Requirement |
Could you give the records again, starting at the line that contains "UI element localization: list" and ending at the line that contains "activities-list: Collaborate with", with "customers" replaced by "clients", everything else unchanged, and the pictures left out?

Exercise input |
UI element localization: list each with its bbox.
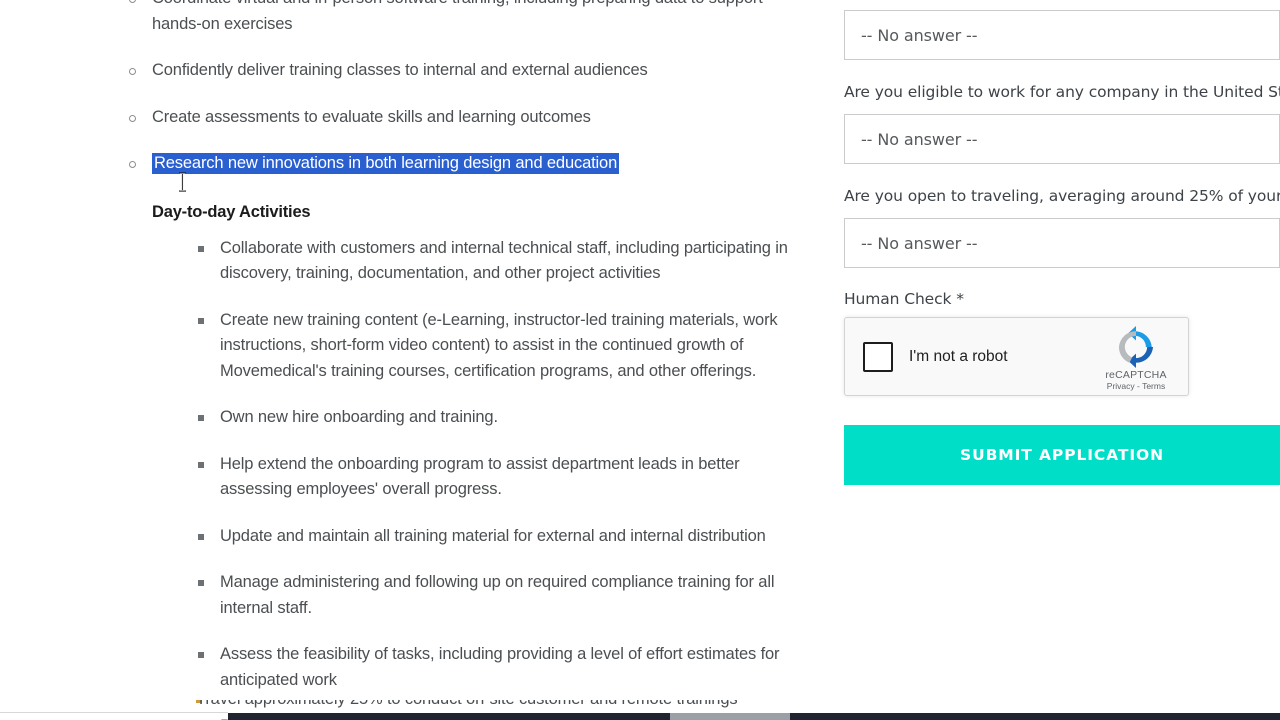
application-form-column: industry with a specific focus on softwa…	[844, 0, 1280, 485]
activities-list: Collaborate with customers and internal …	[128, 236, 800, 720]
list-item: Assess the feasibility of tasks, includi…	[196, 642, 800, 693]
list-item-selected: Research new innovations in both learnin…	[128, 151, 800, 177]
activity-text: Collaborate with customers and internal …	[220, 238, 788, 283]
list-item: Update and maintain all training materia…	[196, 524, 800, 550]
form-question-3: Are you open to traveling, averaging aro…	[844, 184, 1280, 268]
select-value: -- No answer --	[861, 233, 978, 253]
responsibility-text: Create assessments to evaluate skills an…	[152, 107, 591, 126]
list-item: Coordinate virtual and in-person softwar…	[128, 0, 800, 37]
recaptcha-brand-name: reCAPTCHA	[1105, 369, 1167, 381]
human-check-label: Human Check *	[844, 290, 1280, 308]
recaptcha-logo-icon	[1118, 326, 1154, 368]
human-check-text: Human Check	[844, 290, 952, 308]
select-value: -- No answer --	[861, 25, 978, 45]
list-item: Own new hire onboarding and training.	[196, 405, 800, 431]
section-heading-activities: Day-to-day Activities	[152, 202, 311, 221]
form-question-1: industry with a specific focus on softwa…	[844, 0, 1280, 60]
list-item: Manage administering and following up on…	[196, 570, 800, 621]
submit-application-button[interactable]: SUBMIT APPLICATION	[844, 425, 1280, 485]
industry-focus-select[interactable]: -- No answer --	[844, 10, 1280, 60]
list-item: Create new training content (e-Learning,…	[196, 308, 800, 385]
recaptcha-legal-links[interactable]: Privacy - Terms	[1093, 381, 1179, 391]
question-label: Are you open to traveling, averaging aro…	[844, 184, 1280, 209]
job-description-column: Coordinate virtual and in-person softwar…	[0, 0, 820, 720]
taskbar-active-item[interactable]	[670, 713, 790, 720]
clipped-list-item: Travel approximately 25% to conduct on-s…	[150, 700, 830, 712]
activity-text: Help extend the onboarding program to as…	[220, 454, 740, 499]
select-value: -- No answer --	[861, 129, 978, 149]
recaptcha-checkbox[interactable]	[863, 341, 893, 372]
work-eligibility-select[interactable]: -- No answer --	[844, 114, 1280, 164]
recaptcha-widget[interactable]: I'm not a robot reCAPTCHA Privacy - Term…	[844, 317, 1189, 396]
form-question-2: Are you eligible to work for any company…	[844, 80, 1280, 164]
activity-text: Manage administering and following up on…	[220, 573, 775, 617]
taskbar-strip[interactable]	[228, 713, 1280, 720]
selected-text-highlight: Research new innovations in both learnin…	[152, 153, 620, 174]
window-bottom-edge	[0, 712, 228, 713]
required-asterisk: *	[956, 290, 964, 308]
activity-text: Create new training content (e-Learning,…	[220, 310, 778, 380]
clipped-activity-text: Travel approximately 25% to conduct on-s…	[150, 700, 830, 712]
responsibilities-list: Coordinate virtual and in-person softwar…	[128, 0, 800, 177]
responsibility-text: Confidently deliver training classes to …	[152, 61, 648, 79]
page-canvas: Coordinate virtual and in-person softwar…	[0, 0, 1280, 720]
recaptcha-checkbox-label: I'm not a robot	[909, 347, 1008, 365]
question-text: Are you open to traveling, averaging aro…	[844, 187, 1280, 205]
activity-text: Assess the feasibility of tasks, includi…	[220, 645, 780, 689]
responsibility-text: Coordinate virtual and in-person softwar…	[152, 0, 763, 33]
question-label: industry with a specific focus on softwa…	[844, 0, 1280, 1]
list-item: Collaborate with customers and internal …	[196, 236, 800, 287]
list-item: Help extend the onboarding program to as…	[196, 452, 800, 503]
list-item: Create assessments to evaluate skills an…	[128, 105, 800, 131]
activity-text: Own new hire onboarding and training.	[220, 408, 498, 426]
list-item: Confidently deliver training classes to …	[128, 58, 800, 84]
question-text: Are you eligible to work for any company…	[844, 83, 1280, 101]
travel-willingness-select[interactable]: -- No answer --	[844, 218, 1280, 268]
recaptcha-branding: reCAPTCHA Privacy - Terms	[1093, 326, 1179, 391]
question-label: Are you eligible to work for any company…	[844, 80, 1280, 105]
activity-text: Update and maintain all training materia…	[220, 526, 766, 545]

--

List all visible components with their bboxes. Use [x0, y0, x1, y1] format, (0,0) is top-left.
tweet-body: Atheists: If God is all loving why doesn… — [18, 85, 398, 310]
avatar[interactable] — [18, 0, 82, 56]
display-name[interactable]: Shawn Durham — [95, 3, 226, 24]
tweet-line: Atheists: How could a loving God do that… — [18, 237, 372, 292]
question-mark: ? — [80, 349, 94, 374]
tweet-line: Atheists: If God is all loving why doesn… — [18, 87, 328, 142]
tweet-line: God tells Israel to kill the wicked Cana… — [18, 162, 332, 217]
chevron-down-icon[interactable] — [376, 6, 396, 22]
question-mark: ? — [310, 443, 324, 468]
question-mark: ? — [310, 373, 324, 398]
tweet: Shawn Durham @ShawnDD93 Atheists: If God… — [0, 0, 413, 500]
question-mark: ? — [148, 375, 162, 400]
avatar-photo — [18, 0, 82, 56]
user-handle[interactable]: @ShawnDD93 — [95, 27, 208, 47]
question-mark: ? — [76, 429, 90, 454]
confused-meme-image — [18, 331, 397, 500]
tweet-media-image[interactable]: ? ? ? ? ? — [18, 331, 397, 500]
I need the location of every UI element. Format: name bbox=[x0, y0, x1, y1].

The result |
UI element localization: list each with its bbox.
application-form-column: industry with a specific focus on softwa…	[844, 0, 1280, 485]
activities-list: Collaborate with clients and internal …	[128, 236, 800, 720]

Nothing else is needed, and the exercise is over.